List each line of the data that holds the string "this".

** BEGIN Data excerpts **

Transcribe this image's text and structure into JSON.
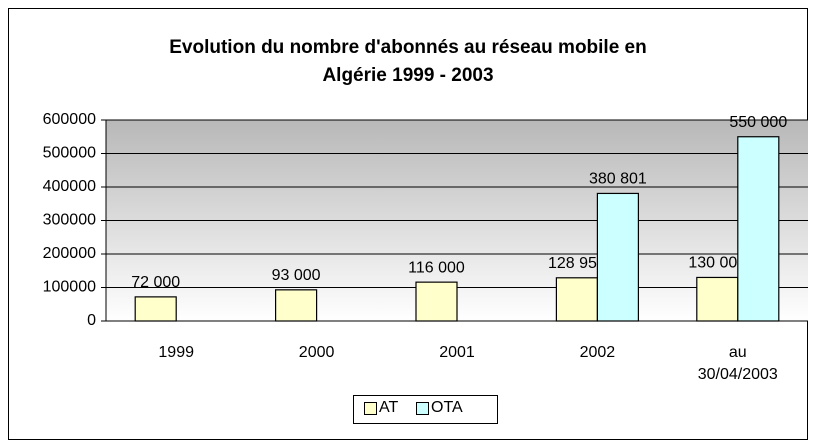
{
  "chart_data": {
    "type": "bar",
    "title": "Evolution du nombre d'abonnés au réseau mobile en",
    "subtitle": "Algérie 1999 - 2003",
    "categories": [
      "1999",
      "2000",
      "2001",
      "2002",
      "au 30/04/2003"
    ],
    "series": [
      {
        "name": "AT",
        "color": "#ffffcc",
        "values": [
          72000,
          93000,
          116000,
          128950,
          130000
        ],
        "value_labels": [
          "72 000",
          "93 000",
          "116 000",
          "128 950",
          "130 000"
        ]
      },
      {
        "name": "OTA",
        "color": "#ccffff",
        "values": [
          null,
          null,
          null,
          380801,
          550000
        ],
        "value_labels": [
          null,
          null,
          null,
          "380 801",
          "550 000"
        ]
      }
    ],
    "ylim": [
      0,
      600000
    ],
    "yticks": [
      0,
      100000,
      200000,
      300000,
      400000,
      500000,
      600000
    ],
    "grid": true,
    "legend": "bottom"
  }
}
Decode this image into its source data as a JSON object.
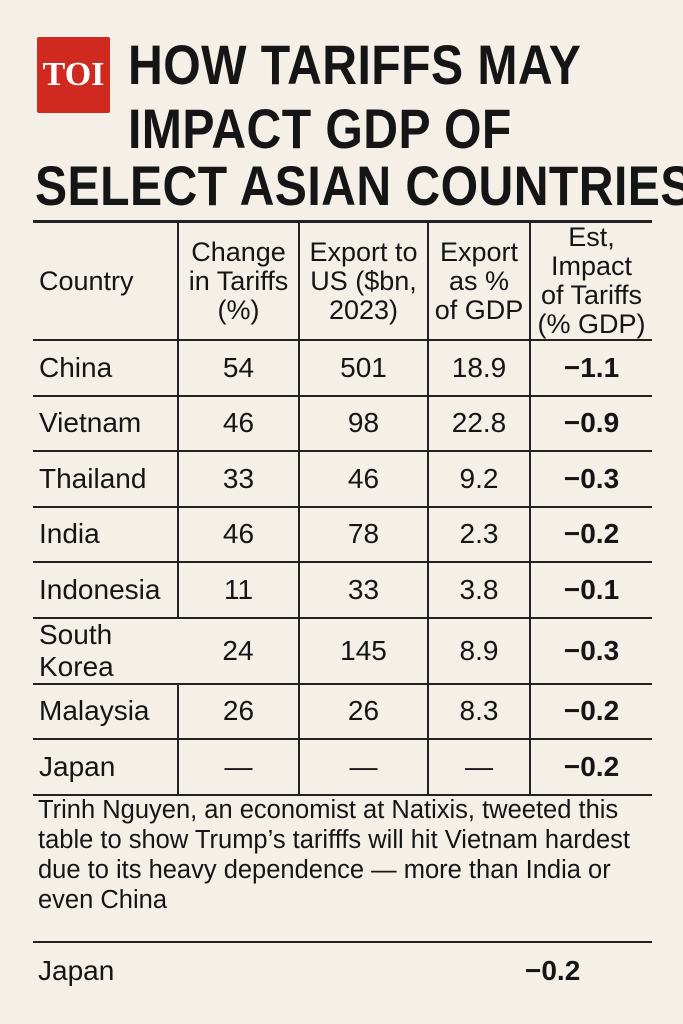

** END Data excerpts **

• Task response:
Transcribe this image's text and structure into JSON.
Decode this image into its source data as a JSON object.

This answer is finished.